Data excerpts:
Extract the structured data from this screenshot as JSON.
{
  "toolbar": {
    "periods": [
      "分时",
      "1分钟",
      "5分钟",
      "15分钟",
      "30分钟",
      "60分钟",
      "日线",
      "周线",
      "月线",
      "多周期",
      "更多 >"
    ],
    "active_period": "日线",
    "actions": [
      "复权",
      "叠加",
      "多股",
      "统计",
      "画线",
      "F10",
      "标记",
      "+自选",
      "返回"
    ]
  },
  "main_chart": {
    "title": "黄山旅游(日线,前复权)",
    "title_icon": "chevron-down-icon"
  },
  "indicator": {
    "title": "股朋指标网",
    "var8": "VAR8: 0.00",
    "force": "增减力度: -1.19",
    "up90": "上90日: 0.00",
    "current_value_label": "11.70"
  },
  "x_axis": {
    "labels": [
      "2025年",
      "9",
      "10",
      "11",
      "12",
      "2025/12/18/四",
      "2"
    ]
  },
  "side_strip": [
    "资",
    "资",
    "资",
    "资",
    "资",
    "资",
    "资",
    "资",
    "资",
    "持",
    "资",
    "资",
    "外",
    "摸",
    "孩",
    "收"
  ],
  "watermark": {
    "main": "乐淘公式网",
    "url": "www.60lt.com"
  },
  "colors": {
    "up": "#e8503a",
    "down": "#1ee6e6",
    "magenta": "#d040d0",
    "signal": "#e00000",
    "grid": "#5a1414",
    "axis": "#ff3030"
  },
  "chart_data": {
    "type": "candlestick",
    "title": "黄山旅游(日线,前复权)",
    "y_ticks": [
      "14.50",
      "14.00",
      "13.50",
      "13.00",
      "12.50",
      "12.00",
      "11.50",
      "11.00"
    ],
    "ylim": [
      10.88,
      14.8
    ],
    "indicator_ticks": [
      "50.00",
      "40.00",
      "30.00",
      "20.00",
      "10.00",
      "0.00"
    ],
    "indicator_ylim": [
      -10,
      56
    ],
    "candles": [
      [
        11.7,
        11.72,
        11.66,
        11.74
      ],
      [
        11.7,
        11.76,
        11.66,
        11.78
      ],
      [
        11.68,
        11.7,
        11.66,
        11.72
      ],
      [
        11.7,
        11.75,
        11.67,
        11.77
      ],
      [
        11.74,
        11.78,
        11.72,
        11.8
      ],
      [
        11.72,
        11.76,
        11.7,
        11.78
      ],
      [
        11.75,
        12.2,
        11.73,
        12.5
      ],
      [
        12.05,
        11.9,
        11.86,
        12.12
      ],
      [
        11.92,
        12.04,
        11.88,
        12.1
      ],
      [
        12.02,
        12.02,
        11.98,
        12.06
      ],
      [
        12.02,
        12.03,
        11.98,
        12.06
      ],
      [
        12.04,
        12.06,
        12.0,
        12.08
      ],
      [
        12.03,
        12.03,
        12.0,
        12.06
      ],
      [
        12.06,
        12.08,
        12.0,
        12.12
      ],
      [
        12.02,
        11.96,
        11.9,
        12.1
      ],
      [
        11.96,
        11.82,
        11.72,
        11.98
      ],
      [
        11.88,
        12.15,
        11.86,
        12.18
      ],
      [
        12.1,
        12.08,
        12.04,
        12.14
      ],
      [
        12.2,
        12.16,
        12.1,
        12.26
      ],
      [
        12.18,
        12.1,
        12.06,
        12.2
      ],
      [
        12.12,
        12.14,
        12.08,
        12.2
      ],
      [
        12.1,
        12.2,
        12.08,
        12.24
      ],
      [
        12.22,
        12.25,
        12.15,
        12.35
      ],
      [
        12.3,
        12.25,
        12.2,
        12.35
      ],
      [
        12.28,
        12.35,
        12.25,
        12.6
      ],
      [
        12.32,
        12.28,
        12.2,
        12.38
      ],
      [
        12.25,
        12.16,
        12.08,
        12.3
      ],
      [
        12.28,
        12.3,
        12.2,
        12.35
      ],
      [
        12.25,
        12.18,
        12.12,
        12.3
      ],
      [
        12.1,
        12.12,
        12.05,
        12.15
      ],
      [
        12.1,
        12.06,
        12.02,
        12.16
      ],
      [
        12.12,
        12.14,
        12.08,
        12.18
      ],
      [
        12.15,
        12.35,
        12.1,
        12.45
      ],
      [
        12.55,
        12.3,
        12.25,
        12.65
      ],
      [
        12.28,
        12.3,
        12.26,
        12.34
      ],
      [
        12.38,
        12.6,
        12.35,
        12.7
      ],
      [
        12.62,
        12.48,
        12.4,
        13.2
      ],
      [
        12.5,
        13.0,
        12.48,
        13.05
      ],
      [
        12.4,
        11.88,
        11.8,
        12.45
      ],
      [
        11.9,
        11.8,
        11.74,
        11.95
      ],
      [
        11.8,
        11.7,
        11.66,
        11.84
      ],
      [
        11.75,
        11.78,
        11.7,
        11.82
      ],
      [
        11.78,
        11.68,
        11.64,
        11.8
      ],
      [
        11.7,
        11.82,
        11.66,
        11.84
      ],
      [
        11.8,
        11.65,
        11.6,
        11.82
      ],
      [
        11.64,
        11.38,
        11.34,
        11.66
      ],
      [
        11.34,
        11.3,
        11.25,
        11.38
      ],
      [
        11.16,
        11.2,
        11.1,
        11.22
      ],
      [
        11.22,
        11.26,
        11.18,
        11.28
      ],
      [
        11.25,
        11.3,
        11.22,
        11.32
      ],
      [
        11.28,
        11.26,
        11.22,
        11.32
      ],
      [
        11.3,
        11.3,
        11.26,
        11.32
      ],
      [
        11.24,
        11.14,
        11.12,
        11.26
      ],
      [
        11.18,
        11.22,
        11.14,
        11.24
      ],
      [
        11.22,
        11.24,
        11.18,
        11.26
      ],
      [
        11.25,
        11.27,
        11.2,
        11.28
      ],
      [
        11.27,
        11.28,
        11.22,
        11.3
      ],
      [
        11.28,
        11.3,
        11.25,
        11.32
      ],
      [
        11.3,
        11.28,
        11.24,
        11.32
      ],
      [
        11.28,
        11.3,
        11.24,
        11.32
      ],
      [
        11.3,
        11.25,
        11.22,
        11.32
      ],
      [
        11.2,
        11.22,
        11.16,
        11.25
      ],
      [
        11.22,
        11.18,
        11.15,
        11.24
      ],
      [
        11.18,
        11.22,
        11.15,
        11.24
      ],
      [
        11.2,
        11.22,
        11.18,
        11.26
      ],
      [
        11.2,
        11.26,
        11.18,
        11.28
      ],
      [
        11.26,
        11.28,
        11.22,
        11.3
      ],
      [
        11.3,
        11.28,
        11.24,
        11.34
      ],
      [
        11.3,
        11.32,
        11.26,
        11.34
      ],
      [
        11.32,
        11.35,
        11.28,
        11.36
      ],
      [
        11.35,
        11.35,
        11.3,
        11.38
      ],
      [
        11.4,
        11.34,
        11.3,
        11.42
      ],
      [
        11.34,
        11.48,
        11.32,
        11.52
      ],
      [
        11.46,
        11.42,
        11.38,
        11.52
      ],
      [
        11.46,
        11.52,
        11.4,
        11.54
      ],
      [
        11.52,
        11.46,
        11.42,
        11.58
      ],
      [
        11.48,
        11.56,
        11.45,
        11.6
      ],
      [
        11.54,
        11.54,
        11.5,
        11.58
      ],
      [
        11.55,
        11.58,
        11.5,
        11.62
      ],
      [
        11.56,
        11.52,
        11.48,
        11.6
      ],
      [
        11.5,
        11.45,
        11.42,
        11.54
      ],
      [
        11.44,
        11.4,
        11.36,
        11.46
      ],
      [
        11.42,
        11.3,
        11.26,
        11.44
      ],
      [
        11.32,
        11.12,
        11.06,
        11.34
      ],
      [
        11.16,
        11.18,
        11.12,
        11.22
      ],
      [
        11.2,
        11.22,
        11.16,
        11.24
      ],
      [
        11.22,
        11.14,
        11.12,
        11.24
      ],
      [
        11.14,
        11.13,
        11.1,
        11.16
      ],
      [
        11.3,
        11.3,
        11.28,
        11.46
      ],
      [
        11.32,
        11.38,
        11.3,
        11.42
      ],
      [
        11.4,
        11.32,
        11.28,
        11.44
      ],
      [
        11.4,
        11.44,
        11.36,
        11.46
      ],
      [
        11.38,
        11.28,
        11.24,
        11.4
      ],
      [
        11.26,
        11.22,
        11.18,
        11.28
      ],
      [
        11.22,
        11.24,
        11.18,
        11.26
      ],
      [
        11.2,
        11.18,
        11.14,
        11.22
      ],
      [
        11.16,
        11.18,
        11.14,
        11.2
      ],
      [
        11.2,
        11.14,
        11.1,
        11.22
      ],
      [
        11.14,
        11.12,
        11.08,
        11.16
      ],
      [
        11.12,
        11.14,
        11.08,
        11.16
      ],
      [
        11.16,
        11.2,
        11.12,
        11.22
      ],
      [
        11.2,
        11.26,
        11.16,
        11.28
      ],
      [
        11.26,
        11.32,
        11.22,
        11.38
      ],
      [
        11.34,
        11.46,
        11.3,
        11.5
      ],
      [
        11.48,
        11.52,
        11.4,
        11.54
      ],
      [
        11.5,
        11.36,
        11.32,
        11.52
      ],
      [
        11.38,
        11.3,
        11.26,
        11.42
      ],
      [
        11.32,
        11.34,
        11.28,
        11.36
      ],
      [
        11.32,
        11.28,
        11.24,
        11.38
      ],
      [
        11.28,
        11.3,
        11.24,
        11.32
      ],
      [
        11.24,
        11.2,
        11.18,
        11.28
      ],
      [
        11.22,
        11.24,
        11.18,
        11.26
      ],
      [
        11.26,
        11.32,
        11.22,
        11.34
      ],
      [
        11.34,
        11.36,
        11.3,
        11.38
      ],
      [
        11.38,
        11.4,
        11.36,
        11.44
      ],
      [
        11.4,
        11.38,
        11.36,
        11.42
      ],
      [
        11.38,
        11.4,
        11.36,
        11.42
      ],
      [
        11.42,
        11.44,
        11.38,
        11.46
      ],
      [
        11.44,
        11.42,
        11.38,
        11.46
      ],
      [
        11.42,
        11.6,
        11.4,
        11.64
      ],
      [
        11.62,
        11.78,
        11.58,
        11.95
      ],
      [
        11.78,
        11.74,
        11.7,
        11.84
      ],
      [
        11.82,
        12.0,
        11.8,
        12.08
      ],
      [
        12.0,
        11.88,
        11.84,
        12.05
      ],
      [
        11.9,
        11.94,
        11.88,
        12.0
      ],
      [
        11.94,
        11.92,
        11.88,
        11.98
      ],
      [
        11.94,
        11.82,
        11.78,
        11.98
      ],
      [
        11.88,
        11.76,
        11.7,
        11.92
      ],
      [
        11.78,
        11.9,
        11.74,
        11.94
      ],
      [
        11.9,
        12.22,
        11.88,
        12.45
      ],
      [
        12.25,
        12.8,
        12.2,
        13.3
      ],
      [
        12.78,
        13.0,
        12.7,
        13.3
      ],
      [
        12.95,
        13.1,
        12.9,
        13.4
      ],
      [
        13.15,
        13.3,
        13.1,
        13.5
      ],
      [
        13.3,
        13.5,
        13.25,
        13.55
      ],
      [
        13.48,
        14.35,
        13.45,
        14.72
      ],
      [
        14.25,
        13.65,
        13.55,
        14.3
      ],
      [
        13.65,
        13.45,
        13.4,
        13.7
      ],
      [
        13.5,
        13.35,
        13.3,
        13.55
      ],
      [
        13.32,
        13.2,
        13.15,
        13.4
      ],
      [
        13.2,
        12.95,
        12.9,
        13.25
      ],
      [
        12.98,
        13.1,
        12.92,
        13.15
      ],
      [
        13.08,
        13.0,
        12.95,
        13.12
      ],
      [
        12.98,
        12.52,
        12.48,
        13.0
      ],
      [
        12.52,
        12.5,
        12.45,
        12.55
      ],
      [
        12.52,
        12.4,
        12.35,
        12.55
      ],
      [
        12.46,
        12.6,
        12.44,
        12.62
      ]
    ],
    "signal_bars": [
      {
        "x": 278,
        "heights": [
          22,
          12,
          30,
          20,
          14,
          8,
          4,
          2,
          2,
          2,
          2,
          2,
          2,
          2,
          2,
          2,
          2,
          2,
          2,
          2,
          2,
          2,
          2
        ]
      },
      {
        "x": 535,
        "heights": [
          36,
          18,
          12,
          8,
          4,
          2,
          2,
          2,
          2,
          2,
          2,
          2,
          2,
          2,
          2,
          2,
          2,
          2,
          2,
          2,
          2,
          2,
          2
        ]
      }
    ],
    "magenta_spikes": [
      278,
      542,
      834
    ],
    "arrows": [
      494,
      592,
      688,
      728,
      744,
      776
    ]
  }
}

**TASK DETAILS:** In how many lines does the word "down" appear? Respond with the number alone.

**ANSWER TO THE PROBLEM:** 2